Entries with figure data:
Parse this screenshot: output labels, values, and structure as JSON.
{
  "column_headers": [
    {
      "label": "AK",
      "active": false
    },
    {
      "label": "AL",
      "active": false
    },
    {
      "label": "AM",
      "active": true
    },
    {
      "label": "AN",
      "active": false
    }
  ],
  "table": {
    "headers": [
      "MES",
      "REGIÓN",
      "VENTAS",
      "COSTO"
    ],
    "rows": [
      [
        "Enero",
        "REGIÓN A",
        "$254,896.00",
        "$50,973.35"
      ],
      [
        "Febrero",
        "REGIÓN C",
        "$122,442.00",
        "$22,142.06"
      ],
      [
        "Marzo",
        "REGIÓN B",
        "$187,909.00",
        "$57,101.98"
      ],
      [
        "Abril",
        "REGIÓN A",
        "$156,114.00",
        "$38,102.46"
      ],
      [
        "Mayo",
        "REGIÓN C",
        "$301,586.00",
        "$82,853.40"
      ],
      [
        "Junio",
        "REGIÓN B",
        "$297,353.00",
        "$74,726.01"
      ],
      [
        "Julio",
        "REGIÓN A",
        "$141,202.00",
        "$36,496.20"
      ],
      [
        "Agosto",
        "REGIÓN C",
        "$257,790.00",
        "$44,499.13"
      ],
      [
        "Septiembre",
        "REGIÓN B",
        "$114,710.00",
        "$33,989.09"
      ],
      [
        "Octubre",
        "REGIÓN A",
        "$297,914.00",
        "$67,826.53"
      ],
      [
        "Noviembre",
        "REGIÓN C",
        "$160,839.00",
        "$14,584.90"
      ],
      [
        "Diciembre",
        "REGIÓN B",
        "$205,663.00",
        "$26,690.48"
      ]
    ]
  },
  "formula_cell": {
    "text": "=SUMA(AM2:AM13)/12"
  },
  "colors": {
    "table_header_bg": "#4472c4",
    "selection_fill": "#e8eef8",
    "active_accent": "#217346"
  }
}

Task brief:
Copy all the records above precisely.

Solution to this task:
Parse this screenshot: output labels, values, and structure as JSON.
{
  "column_headers": [
    {
      "label": "AK",
      "active": false
    },
    {
      "label": "AL",
      "active": false
    },
    {
      "label": "AM",
      "active": true
    },
    {
      "label": "AN",
      "active": false
    }
  ],
  "table": {
    "headers": [
      "MES",
      "REGIÓN",
      "VENTAS",
      "COSTO"
    ],
    "rows": [
      [
        "Enero",
        "REGIÓN A",
        "$254,896.00",
        "$50,973.35"
      ],
      [
        "Febrero",
        "REGIÓN C",
        "$122,442.00",
        "$22,142.06"
      ],
      [
        "Marzo",
        "REGIÓN B",
        "$187,909.00",
        "$57,101.98"
      ],
      [
        "Abril",
        "REGIÓN A",
        "$156,114.00",
        "$38,102.46"
      ],
      [
        "Mayo",
        "REGIÓN C",
        "$301,586.00",
        "$82,853.40"
      ],
      [
        "Junio",
        "REGIÓN B",
        "$297,353.00",
        "$74,726.01"
      ],
      [
        "Julio",
        "REGIÓN A",
        "$141,202.00",
        "$36,496.20"
      ],
      [
        "Agosto",
        "REGIÓN C",
        "$257,790.00",
        "$44,499.13"
      ],
      [
        "Septiembre",
        "REGIÓN B",
        "$114,710.00",
        "$33,989.09"
      ],
      [
        "Octubre",
        "REGIÓN A",
        "$297,914.00",
        "$67,826.53"
      ],
      [
        "Noviembre",
        "REGIÓN C",
        "$160,839.00",
        "$14,584.90"
      ],
      [
        "Diciembre",
        "REGIÓN B",
        "$205,663.00",
        "$26,690.48"
      ]
    ]
  },
  "formula_cell": {
    "text": "=SUMA(AM2:AM13)/12"
  },
  "colors": {
    "table_header_bg": "#4472c4",
    "selection_fill": "#e8eef8",
    "active_accent": "#217346"
  }
}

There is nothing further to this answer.